* **What to work on**
Copy each line below in which the string "photo" occurs.

[Some records]
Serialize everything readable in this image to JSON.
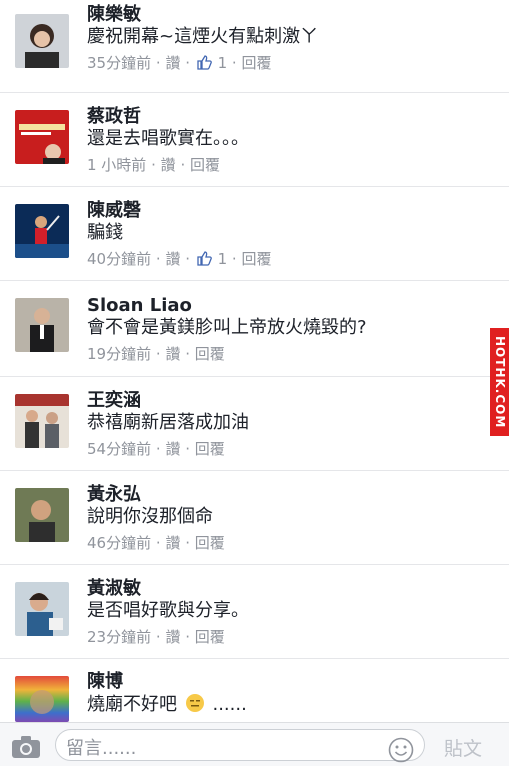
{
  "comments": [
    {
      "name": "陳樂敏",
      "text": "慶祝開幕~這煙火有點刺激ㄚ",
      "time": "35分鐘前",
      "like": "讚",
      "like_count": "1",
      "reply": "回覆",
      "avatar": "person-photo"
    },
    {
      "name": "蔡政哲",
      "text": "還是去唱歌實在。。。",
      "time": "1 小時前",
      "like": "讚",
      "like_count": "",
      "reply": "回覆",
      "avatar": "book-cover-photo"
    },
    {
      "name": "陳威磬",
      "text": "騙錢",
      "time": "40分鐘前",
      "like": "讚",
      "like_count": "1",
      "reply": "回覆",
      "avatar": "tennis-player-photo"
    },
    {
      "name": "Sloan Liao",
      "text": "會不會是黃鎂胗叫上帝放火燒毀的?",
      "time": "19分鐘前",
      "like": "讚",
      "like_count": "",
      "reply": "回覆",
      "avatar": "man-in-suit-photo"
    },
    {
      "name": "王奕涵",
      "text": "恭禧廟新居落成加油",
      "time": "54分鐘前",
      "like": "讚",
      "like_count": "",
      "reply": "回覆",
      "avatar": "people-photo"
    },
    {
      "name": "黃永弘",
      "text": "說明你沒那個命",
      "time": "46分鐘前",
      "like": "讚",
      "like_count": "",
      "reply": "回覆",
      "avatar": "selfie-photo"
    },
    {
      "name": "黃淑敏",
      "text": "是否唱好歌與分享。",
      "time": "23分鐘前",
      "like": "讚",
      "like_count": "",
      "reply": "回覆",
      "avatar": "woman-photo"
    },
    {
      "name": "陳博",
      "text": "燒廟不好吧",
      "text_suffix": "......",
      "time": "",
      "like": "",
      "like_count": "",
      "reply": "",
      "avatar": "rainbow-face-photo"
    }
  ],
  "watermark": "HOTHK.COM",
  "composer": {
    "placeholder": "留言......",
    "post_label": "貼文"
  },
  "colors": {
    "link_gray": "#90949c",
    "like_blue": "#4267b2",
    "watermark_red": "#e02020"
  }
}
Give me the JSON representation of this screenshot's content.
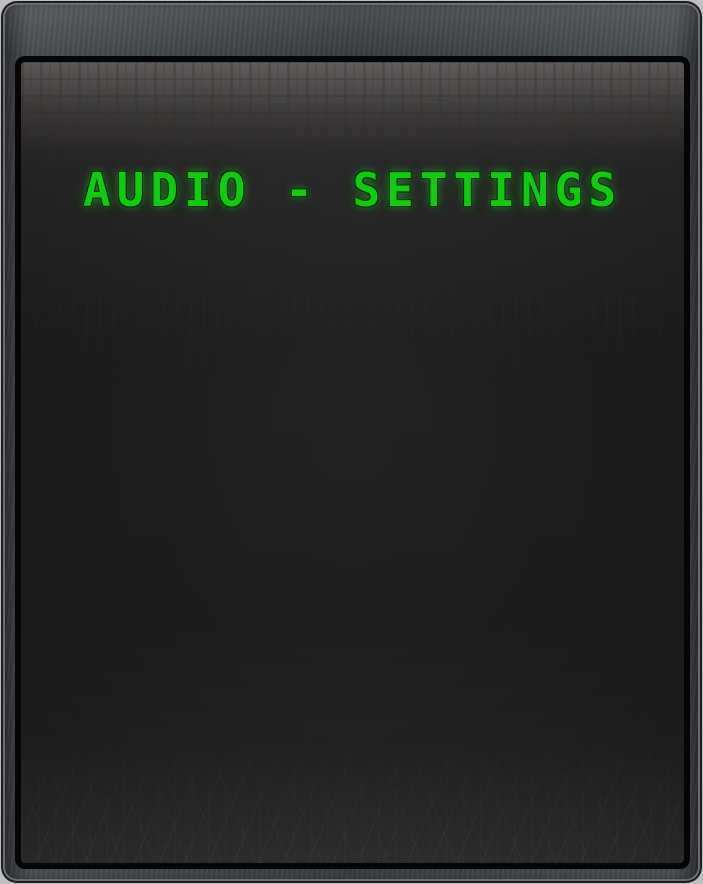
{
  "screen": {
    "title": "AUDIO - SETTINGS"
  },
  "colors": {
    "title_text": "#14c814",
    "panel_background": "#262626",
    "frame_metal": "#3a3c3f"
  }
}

--

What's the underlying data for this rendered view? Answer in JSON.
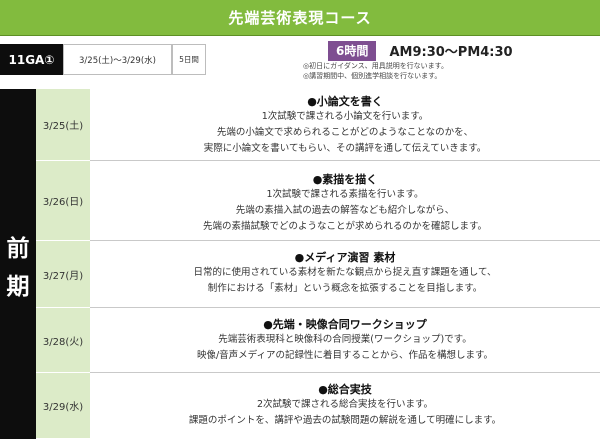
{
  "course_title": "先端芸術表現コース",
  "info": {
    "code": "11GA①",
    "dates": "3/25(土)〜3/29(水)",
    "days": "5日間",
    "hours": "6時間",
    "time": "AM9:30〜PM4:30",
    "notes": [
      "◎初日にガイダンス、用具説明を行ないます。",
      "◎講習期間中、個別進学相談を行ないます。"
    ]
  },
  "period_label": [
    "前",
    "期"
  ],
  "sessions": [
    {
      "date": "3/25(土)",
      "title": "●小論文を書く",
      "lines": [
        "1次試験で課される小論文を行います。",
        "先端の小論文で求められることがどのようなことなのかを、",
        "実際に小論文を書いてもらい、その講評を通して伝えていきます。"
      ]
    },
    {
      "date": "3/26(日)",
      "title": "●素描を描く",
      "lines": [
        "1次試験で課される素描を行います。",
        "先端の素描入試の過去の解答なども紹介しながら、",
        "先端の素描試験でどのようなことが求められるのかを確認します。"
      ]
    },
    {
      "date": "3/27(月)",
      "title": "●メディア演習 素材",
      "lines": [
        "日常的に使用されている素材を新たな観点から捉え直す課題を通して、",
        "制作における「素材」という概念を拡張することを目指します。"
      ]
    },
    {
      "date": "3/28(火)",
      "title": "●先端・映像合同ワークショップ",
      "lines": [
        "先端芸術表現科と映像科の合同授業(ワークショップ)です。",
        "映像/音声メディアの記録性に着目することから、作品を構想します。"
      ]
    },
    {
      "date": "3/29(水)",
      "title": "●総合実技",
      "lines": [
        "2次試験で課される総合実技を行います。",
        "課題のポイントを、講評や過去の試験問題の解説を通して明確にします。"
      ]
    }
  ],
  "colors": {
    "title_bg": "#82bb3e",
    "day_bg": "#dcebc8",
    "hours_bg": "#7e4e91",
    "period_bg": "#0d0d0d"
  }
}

* **Output**
      "avatar": "person-photo"
      "avatar": "book-cover-photo"
      "avatar": "tennis-player-photo"
      "avatar": "man-in-suit-photo"
      "avatar": "people-photo"
      "avatar": "selfie-photo"
      "avatar": "woman-photo"
      "avatar": "rainbow-face-photo"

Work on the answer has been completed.